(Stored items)
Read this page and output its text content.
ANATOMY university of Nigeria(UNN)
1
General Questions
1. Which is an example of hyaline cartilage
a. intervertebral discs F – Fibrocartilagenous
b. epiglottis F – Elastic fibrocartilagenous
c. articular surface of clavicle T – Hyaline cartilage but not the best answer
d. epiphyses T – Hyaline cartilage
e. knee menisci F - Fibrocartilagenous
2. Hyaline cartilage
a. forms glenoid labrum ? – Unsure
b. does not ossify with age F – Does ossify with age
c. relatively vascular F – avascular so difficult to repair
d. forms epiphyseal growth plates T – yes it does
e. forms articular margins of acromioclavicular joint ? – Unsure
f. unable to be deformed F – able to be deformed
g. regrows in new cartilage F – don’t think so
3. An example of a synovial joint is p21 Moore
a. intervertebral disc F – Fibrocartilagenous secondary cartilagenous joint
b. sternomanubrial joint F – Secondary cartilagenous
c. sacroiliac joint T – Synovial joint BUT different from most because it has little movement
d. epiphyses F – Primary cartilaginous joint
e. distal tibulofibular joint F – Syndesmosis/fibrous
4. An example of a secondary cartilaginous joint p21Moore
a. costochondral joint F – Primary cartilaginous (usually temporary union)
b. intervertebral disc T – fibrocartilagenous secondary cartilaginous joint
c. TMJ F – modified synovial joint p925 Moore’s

EXERCISE: From the first line to the last, please quote the material above exactly.

SOLUTION:
Read this page and output its text content.
ANATOMY university of Nigeria(UNN)
1
General Questions
1. Which is an example of hyaline cartilage
a. intervertebral discs F – Fibrocartilagenous
b. epiglottis F – Elastic fibrocartilagenous
c. articular surface of clavicle T – Hyaline cartilage but not the best answer
d. epiphyses T – Hyaline cartilage
e. knee menisci F - Fibrocartilagenous
2. Hyaline cartilage
a. forms glenoid labrum ? – Unsure
b. does not ossify with age F – Does ossify with age
c. relatively vascular F – avascular so difficult to repair
d. forms epiphyseal growth plates T – yes it does
e. forms articular margins of acromioclavicular joint ? – Unsure
f. unable to be deformed F – able to be deformed
g. regrows in new cartilage F – don’t think so
3. An example of a synovial joint is p21 Moore
a. intervertebral disc F – Fibrocartilagenous secondary cartilagenous joint
b. sternomanubrial joint F – Secondary cartilagenous
c. sacroiliac joint T – Synovial joint BUT different from most because it has little movement
d. epiphyses F – Primary cartilaginous joint
e. distal tibulofibular joint F – Syndesmosis/fibrous
4. An example of a secondary cartilaginous joint p21Moore
a. costochondral joint F – Primary cartilaginous (usually temporary union)
b. intervertebral disc T – fibrocartilagenous secondary cartilaginous joint
c. TMJ F – modified synovial joint p925 Moore’s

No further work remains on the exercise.